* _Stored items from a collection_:
====
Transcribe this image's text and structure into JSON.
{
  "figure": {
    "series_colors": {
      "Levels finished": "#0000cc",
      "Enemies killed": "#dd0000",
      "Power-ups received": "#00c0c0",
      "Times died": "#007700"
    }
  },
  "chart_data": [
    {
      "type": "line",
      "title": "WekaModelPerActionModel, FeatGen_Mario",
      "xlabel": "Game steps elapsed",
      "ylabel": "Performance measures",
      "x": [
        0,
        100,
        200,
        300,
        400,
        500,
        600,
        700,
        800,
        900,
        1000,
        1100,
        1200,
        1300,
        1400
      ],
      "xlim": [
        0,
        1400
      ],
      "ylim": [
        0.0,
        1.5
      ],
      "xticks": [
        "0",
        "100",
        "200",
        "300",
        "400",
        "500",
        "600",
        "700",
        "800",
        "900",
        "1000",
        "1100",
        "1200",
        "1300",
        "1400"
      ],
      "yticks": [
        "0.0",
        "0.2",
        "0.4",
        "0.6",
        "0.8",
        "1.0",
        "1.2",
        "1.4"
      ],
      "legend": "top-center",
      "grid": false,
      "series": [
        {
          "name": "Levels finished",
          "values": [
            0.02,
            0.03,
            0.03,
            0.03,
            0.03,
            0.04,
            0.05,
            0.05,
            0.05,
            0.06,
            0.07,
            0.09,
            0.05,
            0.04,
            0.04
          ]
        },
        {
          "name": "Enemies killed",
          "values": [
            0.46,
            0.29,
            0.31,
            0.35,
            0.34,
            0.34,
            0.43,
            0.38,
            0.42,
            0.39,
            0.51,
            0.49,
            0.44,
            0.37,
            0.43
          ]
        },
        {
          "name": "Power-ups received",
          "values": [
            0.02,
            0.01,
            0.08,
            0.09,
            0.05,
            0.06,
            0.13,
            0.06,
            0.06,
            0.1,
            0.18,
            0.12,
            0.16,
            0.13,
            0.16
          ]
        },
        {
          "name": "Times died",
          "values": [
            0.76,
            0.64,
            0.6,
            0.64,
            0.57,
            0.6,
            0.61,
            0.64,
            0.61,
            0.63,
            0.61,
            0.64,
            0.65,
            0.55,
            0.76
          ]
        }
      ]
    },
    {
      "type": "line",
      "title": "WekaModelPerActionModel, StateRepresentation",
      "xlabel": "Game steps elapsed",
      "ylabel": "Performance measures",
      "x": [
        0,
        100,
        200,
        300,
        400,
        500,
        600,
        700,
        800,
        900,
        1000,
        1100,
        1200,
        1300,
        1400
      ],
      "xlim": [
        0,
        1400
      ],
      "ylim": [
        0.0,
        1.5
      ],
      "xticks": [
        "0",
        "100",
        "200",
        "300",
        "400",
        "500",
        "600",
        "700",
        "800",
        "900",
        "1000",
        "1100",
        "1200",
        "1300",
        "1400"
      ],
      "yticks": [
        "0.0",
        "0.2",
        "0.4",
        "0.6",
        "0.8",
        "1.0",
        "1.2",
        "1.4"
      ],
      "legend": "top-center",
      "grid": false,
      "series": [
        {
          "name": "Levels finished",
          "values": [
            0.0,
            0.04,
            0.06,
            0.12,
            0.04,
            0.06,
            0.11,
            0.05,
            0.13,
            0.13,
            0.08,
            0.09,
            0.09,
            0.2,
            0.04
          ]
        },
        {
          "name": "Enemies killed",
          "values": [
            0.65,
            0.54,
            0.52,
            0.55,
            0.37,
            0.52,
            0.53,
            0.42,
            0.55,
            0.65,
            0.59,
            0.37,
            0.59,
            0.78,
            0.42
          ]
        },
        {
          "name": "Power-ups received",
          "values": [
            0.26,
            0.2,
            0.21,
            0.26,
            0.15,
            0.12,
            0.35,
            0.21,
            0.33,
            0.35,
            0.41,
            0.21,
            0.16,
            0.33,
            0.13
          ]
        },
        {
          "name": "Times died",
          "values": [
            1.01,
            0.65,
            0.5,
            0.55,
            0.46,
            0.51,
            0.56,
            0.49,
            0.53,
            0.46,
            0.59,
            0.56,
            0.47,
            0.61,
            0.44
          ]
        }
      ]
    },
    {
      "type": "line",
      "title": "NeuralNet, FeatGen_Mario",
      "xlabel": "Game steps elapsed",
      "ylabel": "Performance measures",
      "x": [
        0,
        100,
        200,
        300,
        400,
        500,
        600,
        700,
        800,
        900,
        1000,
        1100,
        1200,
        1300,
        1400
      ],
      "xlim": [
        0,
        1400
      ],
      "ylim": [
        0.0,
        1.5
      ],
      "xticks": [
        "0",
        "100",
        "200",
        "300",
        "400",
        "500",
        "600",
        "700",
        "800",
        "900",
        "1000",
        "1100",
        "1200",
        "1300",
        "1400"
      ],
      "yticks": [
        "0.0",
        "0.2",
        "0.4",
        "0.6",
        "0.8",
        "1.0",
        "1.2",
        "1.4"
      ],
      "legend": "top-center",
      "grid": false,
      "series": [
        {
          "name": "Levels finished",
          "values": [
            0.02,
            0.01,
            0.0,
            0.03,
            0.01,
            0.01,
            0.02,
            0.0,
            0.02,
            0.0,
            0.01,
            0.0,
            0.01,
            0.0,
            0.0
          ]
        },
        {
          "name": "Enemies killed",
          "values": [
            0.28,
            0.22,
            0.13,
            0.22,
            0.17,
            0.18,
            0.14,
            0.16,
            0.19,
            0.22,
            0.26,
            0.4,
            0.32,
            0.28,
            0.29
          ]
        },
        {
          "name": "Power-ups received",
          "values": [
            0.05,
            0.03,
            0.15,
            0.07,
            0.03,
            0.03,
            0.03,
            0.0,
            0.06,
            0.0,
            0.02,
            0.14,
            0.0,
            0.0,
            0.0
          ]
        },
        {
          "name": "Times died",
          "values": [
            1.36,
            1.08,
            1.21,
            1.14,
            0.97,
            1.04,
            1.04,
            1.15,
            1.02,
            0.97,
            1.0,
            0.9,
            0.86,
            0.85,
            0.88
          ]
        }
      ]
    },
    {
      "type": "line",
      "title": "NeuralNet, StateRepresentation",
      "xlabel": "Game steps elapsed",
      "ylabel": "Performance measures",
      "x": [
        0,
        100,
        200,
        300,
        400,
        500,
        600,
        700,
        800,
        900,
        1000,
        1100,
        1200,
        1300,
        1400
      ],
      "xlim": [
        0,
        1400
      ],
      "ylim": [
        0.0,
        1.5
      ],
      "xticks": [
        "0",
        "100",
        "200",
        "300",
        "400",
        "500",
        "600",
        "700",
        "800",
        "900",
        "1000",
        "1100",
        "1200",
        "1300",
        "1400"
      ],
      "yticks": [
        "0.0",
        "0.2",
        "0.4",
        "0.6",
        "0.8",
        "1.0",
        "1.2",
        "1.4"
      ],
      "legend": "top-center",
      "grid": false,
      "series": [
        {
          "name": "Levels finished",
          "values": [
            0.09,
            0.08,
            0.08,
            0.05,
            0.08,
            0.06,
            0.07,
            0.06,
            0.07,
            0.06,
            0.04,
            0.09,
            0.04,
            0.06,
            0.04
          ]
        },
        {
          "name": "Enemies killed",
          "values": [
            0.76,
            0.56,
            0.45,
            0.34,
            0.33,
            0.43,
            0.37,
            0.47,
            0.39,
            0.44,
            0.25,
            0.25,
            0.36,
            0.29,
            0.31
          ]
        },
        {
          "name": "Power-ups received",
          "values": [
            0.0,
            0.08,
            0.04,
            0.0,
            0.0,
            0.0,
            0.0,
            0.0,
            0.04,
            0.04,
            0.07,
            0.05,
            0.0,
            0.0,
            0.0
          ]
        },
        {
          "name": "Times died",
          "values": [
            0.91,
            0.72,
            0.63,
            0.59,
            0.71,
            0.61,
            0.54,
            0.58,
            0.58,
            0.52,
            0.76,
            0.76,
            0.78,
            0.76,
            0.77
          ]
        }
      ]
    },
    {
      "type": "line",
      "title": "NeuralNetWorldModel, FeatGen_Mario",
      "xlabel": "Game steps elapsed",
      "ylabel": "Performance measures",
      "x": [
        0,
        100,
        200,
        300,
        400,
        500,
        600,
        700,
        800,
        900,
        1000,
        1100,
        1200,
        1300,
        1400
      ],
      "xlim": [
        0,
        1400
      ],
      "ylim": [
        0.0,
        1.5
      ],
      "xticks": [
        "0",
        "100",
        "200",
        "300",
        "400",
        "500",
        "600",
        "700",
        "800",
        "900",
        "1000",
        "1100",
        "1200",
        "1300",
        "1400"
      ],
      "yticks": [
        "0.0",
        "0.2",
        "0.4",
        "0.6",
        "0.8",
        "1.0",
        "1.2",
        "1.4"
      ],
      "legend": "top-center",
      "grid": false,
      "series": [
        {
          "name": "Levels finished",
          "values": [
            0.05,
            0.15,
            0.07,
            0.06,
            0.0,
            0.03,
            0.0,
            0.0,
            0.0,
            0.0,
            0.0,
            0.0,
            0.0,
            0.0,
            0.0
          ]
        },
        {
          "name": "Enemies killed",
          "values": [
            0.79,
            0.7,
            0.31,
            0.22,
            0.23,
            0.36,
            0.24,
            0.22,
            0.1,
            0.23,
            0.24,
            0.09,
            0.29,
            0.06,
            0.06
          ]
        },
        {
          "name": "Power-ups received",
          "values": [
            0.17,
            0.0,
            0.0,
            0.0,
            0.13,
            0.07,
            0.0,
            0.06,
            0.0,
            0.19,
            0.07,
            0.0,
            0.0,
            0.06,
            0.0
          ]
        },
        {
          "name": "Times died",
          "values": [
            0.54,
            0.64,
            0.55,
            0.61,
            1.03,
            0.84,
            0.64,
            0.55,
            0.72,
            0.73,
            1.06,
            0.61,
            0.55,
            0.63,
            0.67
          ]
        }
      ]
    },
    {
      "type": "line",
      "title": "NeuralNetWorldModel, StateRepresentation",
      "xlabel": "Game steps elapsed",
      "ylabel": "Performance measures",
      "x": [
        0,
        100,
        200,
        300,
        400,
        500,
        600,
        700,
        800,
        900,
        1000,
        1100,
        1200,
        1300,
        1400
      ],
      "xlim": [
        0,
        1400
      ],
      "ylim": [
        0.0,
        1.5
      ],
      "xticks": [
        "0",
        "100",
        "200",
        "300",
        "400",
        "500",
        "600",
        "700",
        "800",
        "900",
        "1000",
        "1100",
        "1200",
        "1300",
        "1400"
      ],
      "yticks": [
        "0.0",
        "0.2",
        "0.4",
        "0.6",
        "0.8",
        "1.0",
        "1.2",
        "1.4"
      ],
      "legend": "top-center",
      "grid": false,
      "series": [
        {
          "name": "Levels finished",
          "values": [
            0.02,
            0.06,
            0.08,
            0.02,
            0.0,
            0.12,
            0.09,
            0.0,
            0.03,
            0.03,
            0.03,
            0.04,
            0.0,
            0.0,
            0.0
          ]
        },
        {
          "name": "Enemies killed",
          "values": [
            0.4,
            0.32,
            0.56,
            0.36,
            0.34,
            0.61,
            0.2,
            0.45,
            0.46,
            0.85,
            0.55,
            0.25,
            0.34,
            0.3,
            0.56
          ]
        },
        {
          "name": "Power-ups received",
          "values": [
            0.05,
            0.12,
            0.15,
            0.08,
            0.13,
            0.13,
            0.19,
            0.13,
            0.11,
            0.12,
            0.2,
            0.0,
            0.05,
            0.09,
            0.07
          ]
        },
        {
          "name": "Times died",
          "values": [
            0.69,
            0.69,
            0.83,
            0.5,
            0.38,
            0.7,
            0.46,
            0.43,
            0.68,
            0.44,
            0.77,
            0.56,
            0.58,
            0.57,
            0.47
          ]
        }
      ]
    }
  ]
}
====
* _WRITTEN EXERCISE_:
Go through the entries above and pull out each line with "title" in it.

* _RESPONSE BELOW_:
      "title": "WekaModelPerActionModel, FeatGen_Mario",
      "title": "WekaModelPerActionModel, StateRepresentation",
      "title": "NeuralNet, FeatGen_Mario",
      "title": "NeuralNet, StateRepresentation",
      "title": "NeuralNetWorldModel, FeatGen_Mario",
      "title": "NeuralNetWorldModel, StateRepresentation",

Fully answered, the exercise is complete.